• **Exercise details**
Can you swap every "event-location" in the data below for "event-venue" and give the data back otherwise unchanged, without the pictures?

--

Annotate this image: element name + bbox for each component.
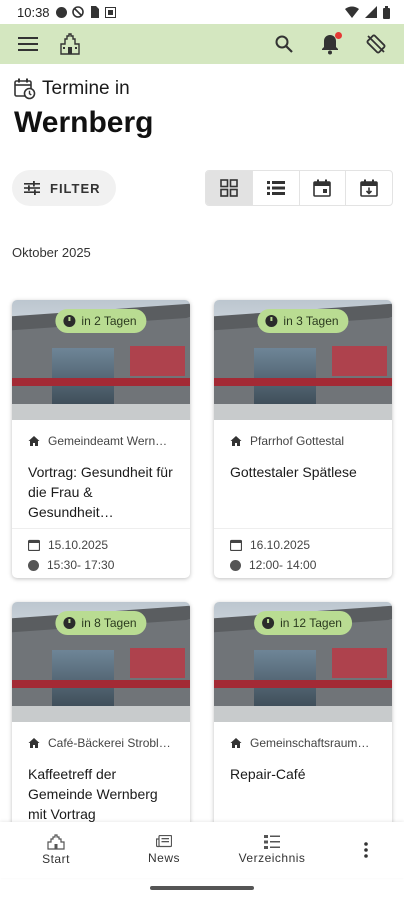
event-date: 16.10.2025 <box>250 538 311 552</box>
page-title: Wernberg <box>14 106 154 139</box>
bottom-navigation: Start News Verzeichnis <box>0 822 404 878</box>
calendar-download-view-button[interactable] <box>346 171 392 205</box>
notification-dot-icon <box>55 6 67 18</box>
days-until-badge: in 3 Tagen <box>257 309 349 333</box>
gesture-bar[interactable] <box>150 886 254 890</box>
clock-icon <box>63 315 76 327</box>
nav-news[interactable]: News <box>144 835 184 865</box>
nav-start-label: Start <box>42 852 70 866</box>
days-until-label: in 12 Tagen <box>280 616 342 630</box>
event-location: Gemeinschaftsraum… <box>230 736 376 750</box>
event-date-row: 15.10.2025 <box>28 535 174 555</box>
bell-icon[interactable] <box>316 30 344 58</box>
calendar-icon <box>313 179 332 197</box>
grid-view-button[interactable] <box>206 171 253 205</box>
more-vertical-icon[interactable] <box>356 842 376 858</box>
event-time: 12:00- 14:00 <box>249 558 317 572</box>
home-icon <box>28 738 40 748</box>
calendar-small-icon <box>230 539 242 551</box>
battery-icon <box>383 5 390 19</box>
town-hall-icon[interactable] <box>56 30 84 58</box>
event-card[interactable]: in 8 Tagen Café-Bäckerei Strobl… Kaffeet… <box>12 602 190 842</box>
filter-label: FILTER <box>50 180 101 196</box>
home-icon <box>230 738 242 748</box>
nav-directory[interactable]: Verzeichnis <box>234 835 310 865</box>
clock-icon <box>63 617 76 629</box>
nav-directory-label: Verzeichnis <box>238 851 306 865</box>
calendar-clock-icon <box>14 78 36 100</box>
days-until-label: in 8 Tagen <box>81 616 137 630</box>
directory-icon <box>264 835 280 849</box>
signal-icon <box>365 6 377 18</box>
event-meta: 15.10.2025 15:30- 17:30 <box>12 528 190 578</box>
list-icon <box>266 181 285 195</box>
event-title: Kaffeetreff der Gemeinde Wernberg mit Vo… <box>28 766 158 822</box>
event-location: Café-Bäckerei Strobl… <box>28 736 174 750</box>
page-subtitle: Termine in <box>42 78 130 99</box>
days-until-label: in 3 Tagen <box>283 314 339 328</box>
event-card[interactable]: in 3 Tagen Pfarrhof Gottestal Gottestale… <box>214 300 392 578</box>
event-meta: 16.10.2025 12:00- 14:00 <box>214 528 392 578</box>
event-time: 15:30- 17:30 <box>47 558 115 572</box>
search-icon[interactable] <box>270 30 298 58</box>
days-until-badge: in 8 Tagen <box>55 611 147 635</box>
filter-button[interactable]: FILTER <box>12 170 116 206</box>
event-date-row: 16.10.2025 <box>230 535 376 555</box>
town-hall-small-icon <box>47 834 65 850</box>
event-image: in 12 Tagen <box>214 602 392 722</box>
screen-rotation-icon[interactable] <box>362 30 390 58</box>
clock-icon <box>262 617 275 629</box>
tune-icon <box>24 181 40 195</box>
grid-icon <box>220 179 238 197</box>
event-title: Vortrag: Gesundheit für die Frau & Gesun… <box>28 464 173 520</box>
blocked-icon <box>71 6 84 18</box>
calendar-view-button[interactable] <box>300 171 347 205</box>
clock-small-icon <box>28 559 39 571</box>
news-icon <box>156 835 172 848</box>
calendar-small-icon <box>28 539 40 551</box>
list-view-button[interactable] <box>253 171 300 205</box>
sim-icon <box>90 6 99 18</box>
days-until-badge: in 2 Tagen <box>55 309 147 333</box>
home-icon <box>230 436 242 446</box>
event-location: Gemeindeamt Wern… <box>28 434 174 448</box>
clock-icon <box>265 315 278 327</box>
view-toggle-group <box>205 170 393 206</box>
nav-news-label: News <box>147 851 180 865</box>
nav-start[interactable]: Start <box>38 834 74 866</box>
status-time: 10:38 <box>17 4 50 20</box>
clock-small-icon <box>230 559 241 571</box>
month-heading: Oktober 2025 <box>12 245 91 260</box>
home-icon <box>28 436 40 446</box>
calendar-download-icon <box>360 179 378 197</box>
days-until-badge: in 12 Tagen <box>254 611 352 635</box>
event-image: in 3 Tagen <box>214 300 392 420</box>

--

• **Output below**
Annotate this image: element name + bbox for each component.
event-date: 16.10.2025 <box>250 538 311 552</box>
page-title: Wernberg <box>14 106 154 139</box>
bottom-navigation: Start News Verzeichnis <box>0 822 404 878</box>
calendar-download-view-button[interactable] <box>346 171 392 205</box>
notification-dot-icon <box>55 6 67 18</box>
days-until-badge: in 3 Tagen <box>257 309 349 333</box>
gesture-bar[interactable] <box>150 886 254 890</box>
clock-icon <box>63 315 76 327</box>
nav-news[interactable]: News <box>144 835 184 865</box>
nav-start-label: Start <box>42 852 70 866</box>
days-until-label: in 12 Tagen <box>280 616 342 630</box>
event-venue: Gemeinschaftsraum… <box>230 736 376 750</box>
event-date-row: 15.10.2025 <box>28 535 174 555</box>
bell-icon[interactable] <box>316 30 344 58</box>
calendar-icon <box>313 179 332 197</box>
grid-view-button[interactable] <box>206 171 253 205</box>
more-vertical-icon[interactable] <box>356 842 376 858</box>
event-time: 12:00- 14:00 <box>249 558 317 572</box>
home-icon <box>28 738 40 748</box>
calendar-small-icon <box>230 539 242 551</box>
battery-icon <box>383 5 390 19</box>
town-hall-icon[interactable] <box>56 30 84 58</box>
event-card[interactable]: in 8 Tagen Café-Bäckerei Strobl… Kaffeet… <box>12 602 190 842</box>
filter-label: FILTER <box>50 180 101 196</box>
home-icon <box>230 738 242 748</box>
nav-directory[interactable]: Verzeichnis <box>234 835 310 865</box>
clock-icon <box>63 617 76 629</box>
nav-directory-label: Verzeichnis <box>238 851 306 865</box>
calendar-clock-icon <box>14 78 36 100</box>
days-until-label: in 8 Tagen <box>81 616 137 630</box>
directory-icon <box>264 835 280 849</box>
signal-icon <box>365 6 377 18</box>
event-meta: 15.10.2025 15:30- 17:30 <box>12 528 190 578</box>
list-icon <box>266 181 285 195</box>
event-title: Kaffeetreff der Gemeinde Wernberg mit Vo… <box>28 766 158 822</box>
event-venue: Café-Bäckerei Strobl… <box>28 736 174 750</box>
page-subtitle: Termine in <box>42 78 130 99</box>
days-until-label: in 3 Tagen <box>283 314 339 328</box>
event-card[interactable]: in 3 Tagen Pfarrhof Gottestal Gottestale… <box>214 300 392 578</box>
event-meta: 16.10.2025 12:00- 14:00 <box>214 528 392 578</box>
event-time: 15:30- 17:30 <box>47 558 115 572</box>
search-icon[interactable] <box>270 30 298 58</box>
days-until-badge: in 8 Tagen <box>55 611 147 635</box>
filter-button[interactable]: FILTER <box>12 170 116 206</box>
event-date-row: 16.10.2025 <box>230 535 376 555</box>
town-hall-small-icon <box>47 834 65 850</box>
event-image: in 12 Tagen <box>214 602 392 722</box>
screen-rotation-icon[interactable] <box>362 30 390 58</box>
clock-icon <box>262 617 275 629</box>
tune-icon <box>24 181 40 195</box>
grid-icon <box>220 179 238 197</box>
event-title: Vortrag: Gesundheit für die Frau & Gesun… <box>28 464 173 520</box>
blocked-icon <box>71 6 84 18</box>
calendar-view-button[interactable] <box>300 171 347 205</box>
clock-small-icon <box>28 559 39 571</box>
news-icon <box>156 835 172 848</box>
calendar-small-icon <box>28 539 40 551</box>
list-view-button[interactable] <box>253 171 300 205</box>
sim-icon <box>90 6 99 18</box>
days-until-badge: in 2 Tagen <box>55 309 147 333</box>
home-icon <box>230 436 242 446</box>
event-venue: Gemeindeamt Wern… <box>28 434 174 448</box>
clock-icon <box>265 315 278 327</box>
view-toggle-group <box>205 170 393 206</box>
nav-news-label: News <box>147 851 180 865</box>
nav-start[interactable]: Start <box>38 834 74 866</box>
status-time: 10:38 <box>17 4 50 20</box>
clock-small-icon <box>230 559 241 571</box>
month-heading: Oktober 2025 <box>12 245 91 260</box>
home-icon <box>28 436 40 446</box>
calendar-download-icon <box>360 179 378 197</box>
days-until-badge: in 12 Tagen <box>254 611 352 635</box>
event-image: in 3 Tagen <box>214 300 392 420</box>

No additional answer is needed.